Problem description = Every line of the data that contains the string "gobierno" must be copied.

Available records =

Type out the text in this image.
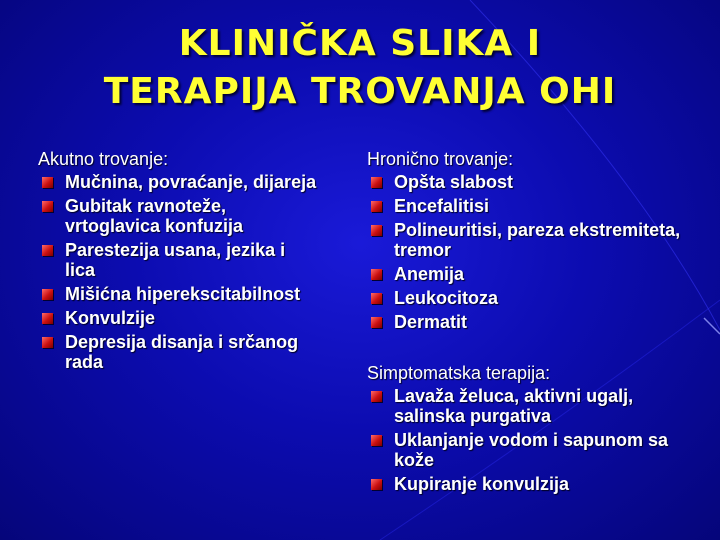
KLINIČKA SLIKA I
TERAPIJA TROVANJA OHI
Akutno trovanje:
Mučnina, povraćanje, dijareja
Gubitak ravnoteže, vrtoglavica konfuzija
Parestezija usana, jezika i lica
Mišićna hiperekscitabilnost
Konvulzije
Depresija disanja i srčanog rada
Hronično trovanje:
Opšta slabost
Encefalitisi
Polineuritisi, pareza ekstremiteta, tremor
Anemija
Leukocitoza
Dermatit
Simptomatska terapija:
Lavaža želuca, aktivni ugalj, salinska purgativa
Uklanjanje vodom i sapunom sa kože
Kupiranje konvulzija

--

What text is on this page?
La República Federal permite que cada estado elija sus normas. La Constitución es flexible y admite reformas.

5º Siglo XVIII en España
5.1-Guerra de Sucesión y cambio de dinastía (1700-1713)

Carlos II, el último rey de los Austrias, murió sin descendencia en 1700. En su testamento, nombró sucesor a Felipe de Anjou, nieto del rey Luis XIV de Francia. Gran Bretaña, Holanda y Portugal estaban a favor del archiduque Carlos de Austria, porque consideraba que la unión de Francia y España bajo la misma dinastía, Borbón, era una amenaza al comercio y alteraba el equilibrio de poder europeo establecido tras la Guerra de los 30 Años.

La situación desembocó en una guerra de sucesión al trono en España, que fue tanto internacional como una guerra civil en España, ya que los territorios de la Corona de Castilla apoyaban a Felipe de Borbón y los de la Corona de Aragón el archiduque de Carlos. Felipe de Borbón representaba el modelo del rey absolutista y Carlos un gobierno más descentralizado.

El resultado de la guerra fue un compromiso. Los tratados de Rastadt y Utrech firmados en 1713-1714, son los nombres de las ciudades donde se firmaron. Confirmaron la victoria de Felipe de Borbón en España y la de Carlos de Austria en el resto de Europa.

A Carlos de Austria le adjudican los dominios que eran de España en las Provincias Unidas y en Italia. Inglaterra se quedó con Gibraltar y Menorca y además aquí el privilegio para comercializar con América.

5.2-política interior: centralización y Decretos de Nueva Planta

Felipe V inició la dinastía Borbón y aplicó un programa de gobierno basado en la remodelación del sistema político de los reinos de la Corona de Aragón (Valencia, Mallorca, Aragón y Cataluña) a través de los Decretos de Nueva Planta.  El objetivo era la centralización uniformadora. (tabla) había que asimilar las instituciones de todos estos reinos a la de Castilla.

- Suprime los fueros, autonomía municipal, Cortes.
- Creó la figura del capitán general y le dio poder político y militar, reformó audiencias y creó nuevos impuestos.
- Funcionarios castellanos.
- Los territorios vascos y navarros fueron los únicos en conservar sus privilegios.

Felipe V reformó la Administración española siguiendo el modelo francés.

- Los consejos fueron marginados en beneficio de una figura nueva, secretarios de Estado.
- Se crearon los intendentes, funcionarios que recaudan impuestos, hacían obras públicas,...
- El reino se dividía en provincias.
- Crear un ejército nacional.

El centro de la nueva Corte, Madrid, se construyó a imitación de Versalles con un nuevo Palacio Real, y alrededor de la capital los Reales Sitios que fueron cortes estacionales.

Result below =
La situación desembocó en una guerra de sucesión al trono en España, que fue tanto internacional como una guerra civil en España, ya que los territorios de la Corona de Castilla apoyaban a Felipe de Borbón y los de la Corona de Aragón el archiduque de Carlos. Felipe de Borbón representaba el modelo del rey absolutista y Carlos un gobierno más descentralizado.
Felipe V inició la dinastía Borbón y aplicó un programa de gobierno basado en la remodelación del sistema político de los reinos de la Corona de Aragón (Valencia, Mallorca, Aragón y Cataluña) a través de los Decretos de Nueva Planta.  El objetivo era la centralización uniformadora. (tabla) había que asimilar las instituciones de todos estos reinos a la de Castilla.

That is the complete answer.